▶ [INSTRUCTIONS TO FOLLOW]:
Print all the entries verbatim.

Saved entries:
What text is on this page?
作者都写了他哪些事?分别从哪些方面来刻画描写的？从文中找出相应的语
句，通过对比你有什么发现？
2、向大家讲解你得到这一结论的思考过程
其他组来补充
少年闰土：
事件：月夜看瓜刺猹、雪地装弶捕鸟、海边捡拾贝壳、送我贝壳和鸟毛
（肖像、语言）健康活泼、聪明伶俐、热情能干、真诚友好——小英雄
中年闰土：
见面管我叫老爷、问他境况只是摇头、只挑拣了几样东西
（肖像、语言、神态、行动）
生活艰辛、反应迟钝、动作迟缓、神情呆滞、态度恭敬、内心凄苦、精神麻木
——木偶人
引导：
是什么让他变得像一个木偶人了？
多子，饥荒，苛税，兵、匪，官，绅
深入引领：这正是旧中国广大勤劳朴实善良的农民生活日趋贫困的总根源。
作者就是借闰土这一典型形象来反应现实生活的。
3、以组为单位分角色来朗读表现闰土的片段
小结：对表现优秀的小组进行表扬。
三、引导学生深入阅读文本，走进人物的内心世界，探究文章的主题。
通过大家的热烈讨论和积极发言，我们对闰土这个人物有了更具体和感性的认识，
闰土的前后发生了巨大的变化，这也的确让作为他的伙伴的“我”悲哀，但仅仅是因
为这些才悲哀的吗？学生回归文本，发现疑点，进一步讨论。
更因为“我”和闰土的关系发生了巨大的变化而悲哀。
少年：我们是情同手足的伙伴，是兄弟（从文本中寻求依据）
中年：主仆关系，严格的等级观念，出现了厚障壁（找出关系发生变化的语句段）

▶ [SOLUTION TO THE PROBLEM]:
What text is on this page?
作者都写了他哪些事?分别从哪些方面来刻画描写的？从文中找出相应的语
句，通过对比你有什么发现？
2、向大家讲解你得到这一结论的思考过程
其他组来补充
少年闰土：
事件：月夜看瓜刺猹、雪地装弶捕鸟、海边捡拾贝壳、送我贝壳和鸟毛
（肖像、语言）健康活泼、聪明伶俐、热情能干、真诚友好——小英雄
中年闰土：
见面管我叫老爷、问他境况只是摇头、只挑拣了几样东西
（肖像、语言、神态、行动）
生活艰辛、反应迟钝、动作迟缓、神情呆滞、态度恭敬、内心凄苦、精神麻木
——木偶人
引导：
是什么让他变得像一个木偶人了？
多子，饥荒，苛税，兵、匪，官，绅
深入引领：这正是旧中国广大勤劳朴实善良的农民生活日趋贫困的总根源。
作者就是借闰土这一典型形象来反应现实生活的。
3、以组为单位分角色来朗读表现闰土的片段
小结：对表现优秀的小组进行表扬。
三、引导学生深入阅读文本，走进人物的内心世界，探究文章的主题。
通过大家的热烈讨论和积极发言，我们对闰土这个人物有了更具体和感性的认识，
闰土的前后发生了巨大的变化，这也的确让作为他的伙伴的“我”悲哀，但仅仅是因
为这些才悲哀的吗？学生回归文本，发现疑点，进一步讨论。
更因为“我”和闰土的关系发生了巨大的变化而悲哀。
少年：我们是情同手足的伙伴，是兄弟（从文本中寻求依据）
中年：主仆关系，严格的等级观念，出现了厚障壁（找出关系发生变化的语句段）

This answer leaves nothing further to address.